> Work to complete
Set down the material below in full, matching it exactly.
-- start of Recorded information --
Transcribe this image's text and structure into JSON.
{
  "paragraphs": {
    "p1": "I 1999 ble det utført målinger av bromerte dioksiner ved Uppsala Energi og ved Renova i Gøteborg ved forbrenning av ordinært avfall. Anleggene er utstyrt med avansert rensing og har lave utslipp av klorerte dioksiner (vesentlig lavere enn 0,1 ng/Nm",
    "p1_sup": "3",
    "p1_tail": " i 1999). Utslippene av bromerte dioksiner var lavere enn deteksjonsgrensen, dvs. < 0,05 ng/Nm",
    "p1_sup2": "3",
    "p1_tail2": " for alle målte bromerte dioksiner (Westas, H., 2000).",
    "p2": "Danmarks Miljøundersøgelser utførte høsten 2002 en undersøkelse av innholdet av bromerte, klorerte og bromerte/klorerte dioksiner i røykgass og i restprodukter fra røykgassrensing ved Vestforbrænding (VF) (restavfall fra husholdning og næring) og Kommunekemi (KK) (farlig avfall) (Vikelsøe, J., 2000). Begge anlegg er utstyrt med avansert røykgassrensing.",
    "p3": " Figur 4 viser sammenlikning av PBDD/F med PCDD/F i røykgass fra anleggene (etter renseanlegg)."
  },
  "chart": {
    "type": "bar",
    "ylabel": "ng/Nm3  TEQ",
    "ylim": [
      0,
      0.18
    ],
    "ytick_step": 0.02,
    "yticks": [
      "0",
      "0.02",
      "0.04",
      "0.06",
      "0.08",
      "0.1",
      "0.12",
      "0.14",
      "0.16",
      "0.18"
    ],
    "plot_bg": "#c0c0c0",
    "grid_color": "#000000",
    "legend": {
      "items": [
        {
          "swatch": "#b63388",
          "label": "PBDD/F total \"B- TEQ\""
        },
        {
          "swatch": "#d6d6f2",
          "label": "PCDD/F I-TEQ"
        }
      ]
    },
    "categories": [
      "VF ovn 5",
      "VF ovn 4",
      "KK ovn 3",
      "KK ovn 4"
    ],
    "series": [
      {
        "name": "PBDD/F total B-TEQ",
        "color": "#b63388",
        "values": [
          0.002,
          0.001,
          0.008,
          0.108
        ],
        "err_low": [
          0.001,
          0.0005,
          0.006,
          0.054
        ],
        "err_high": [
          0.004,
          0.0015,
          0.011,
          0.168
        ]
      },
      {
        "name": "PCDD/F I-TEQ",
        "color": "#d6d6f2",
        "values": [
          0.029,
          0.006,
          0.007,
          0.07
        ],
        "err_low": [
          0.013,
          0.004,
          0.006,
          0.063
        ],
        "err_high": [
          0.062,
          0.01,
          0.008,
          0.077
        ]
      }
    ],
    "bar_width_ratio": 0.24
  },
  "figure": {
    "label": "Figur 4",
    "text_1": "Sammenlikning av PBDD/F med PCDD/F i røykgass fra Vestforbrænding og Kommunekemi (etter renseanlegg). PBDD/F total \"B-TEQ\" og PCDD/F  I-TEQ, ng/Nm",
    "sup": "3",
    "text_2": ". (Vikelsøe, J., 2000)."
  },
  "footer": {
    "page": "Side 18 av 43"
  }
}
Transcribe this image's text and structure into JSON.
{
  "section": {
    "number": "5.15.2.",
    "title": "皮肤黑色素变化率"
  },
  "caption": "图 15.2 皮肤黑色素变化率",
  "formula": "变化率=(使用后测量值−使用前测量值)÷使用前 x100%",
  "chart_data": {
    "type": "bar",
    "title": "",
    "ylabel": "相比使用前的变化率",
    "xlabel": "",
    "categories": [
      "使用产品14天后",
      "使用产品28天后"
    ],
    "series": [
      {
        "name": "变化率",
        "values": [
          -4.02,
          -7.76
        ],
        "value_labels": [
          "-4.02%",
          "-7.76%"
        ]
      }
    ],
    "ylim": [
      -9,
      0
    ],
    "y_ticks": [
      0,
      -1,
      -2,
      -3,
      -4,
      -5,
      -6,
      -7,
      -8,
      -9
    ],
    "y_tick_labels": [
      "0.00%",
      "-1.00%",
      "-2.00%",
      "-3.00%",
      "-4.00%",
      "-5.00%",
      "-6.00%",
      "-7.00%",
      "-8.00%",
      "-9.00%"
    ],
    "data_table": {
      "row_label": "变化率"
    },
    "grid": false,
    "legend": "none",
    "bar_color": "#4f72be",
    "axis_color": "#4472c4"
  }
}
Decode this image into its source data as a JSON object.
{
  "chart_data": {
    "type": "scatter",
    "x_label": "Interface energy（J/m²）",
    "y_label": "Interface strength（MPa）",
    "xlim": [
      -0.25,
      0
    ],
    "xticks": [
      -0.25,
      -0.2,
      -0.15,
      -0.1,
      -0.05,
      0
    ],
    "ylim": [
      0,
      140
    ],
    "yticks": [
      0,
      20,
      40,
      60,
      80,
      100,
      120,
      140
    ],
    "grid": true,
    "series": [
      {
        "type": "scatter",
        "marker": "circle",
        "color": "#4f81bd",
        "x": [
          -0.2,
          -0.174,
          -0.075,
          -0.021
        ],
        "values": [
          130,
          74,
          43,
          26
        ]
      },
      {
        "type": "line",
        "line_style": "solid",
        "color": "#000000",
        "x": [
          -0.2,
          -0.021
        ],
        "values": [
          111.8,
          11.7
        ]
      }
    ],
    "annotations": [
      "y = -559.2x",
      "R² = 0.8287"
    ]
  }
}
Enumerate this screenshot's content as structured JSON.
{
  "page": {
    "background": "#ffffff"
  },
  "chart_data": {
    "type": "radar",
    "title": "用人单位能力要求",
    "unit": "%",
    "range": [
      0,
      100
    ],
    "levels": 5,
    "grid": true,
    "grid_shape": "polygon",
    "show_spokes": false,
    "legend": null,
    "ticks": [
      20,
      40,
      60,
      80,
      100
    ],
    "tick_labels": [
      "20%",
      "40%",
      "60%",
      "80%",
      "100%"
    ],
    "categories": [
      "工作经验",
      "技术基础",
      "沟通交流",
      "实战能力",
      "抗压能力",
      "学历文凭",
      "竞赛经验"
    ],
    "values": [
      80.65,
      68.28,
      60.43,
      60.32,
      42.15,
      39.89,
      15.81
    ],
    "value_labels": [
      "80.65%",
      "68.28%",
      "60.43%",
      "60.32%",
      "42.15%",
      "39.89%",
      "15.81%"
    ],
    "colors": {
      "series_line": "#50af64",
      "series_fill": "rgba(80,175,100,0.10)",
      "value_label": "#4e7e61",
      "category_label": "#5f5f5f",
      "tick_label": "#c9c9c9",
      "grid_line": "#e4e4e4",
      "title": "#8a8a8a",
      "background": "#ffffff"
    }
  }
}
-- end of Recorded information --
> Complete response
Transcribe this image's text and structure into JSON.
{
  "paragraphs": {
    "p1": "I 1999 ble det utført målinger av bromerte dioksiner ved Uppsala Energi og ved Renova i Gøteborg ved forbrenning av ordinært avfall. Anleggene er utstyrt med avansert rensing og har lave utslipp av klorerte dioksiner (vesentlig lavere enn 0,1 ng/Nm",
    "p1_sup": "3",
    "p1_tail": " i 1999). Utslippene av bromerte dioksiner var lavere enn deteksjonsgrensen, dvs. < 0,05 ng/Nm",
    "p1_sup2": "3",
    "p1_tail2": " for alle målte bromerte dioksiner (Westas, H., 2000).",
    "p2": "Danmarks Miljøundersøgelser utførte høsten 2002 en undersøkelse av innholdet av bromerte, klorerte og bromerte/klorerte dioksiner i røykgass og i restprodukter fra røykgassrensing ved Vestforbrænding (VF) (restavfall fra husholdning og næring) og Kommunekemi (KK) (farlig avfall) (Vikelsøe, J., 2000). Begge anlegg er utstyrt med avansert røykgassrensing.",
    "p3": " Figur 4 viser sammenlikning av PBDD/F med PCDD/F i røykgass fra anleggene (etter renseanlegg)."
  },
  "chart": {
    "type": "bar",
    "ylabel": "ng/Nm3  TEQ",
    "ylim": [
      0,
      0.18
    ],
    "ytick_step": 0.02,
    "yticks": [
      "0",
      "0.02",
      "0.04",
      "0.06",
      "0.08",
      "0.1",
      "0.12",
      "0.14",
      "0.16",
      "0.18"
    ],
    "plot_bg": "#c0c0c0",
    "grid_color": "#000000",
    "legend": {
      "items": [
        {
          "swatch": "#b63388",
          "label": "PBDD/F total \"B- TEQ\""
        },
        {
          "swatch": "#d6d6f2",
          "label": "PCDD/F I-TEQ"
        }
      ]
    },
    "categories": [
      "VF ovn 5",
      "VF ovn 4",
      "KK ovn 3",
      "KK ovn 4"
    ],
    "series": [
      {
        "name": "PBDD/F total B-TEQ",
        "color": "#b63388",
        "values": [
          0.002,
          0.001,
          0.008,
          0.108
        ],
        "err_low": [
          0.001,
          0.0005,
          0.006,
          0.054
        ],
        "err_high": [
          0.004,
          0.0015,
          0.011,
          0.168
        ]
      },
      {
        "name": "PCDD/F I-TEQ",
        "color": "#d6d6f2",
        "values": [
          0.029,
          0.006,
          0.007,
          0.07
        ],
        "err_low": [
          0.013,
          0.004,
          0.006,
          0.063
        ],
        "err_high": [
          0.062,
          0.01,
          0.008,
          0.077
        ]
      }
    ],
    "bar_width_ratio": 0.24
  },
  "figure": {
    "label": "Figur 4",
    "text_1": "Sammenlikning av PBDD/F med PCDD/F i røykgass fra Vestforbrænding og Kommunekemi (etter renseanlegg). PBDD/F total \"B-TEQ\" og PCDD/F  I-TEQ, ng/Nm",
    "sup": "3",
    "text_2": ". (Vikelsøe, J., 2000)."
  },
  "footer": {
    "page": "Side 18 av 43"
  }
}
Transcribe this image's text and structure into JSON.
{
  "section": {
    "number": "5.15.2.",
    "title": "皮肤黑色素变化率"
  },
  "caption": "图 15.2 皮肤黑色素变化率",
  "formula": "变化率=(使用后测量值−使用前测量值)÷使用前 x100%",
  "chart_data": {
    "type": "bar",
    "title": "",
    "ylabel": "相比使用前的变化率",
    "xlabel": "",
    "categories": [
      "使用产品14天后",
      "使用产品28天后"
    ],
    "series": [
      {
        "name": "变化率",
        "values": [
          -4.02,
          -7.76
        ],
        "value_labels": [
          "-4.02%",
          "-7.76%"
        ]
      }
    ],
    "ylim": [
      -9,
      0
    ],
    "y_ticks": [
      0,
      -1,
      -2,
      -3,
      -4,
      -5,
      -6,
      -7,
      -8,
      -9
    ],
    "y_tick_labels": [
      "0.00%",
      "-1.00%",
      "-2.00%",
      "-3.00%",
      "-4.00%",
      "-5.00%",
      "-6.00%",
      "-7.00%",
      "-8.00%",
      "-9.00%"
    ],
    "data_table": {
      "row_label": "变化率"
    },
    "grid": false,
    "legend": "none",
    "bar_color": "#4f72be",
    "axis_color": "#4472c4"
  }
}
Decode this image into its source data as a JSON object.
{
  "chart_data": {
    "type": "scatter",
    "x_label": "Interface energy（J/m²）",
    "y_label": "Interface strength（MPa）",
    "xlim": [
      -0.25,
      0
    ],
    "xticks": [
      -0.25,
      -0.2,
      -0.15,
      -0.1,
      -0.05,
      0
    ],
    "ylim": [
      0,
      140
    ],
    "yticks": [
      0,
      20,
      40,
      60,
      80,
      100,
      120,
      140
    ],
    "grid": true,
    "series": [
      {
        "type": "scatter",
        "marker": "circle",
        "color": "#4f81bd",
        "x": [
          -0.2,
          -0.174,
          -0.075,
          -0.021
        ],
        "values": [
          130,
          74,
          43,
          26
        ]
      },
      {
        "type": "line",
        "line_style": "solid",
        "color": "#000000",
        "x": [
          -0.2,
          -0.021
        ],
        "values": [
          111.8,
          11.7
        ]
      }
    ],
    "annotations": [
      "y = -559.2x",
      "R² = 0.8287"
    ]
  }
}
Enumerate this screenshot's content as structured JSON.
{
  "page": {
    "background": "#ffffff"
  },
  "chart_data": {
    "type": "radar",
    "title": "用人单位能力要求",
    "unit": "%",
    "range": [
      0,
      100
    ],
    "levels": 5,
    "grid": true,
    "grid_shape": "polygon",
    "show_spokes": false,
    "legend": null,
    "ticks": [
      20,
      40,
      60,
      80,
      100
    ],
    "tick_labels": [
      "20%",
      "40%",
      "60%",
      "80%",
      "100%"
    ],
    "categories": [
      "工作经验",
      "技术基础",
      "沟通交流",
      "实战能力",
      "抗压能力",
      "学历文凭",
      "竞赛经验"
    ],
    "values": [
      80.65,
      68.28,
      60.43,
      60.32,
      42.15,
      39.89,
      15.81
    ],
    "value_labels": [
      "80.65%",
      "68.28%",
      "60.43%",
      "60.32%",
      "42.15%",
      "39.89%",
      "15.81%"
    ],
    "colors": {
      "series_line": "#50af64",
      "series_fill": "rgba(80,175,100,0.10)",
      "value_label": "#4e7e61",
      "category_label": "#5f5f5f",
      "tick_label": "#c9c9c9",
      "grid_line": "#e4e4e4",
      "title": "#8a8a8a",
      "background": "#ffffff"
    }
  }
}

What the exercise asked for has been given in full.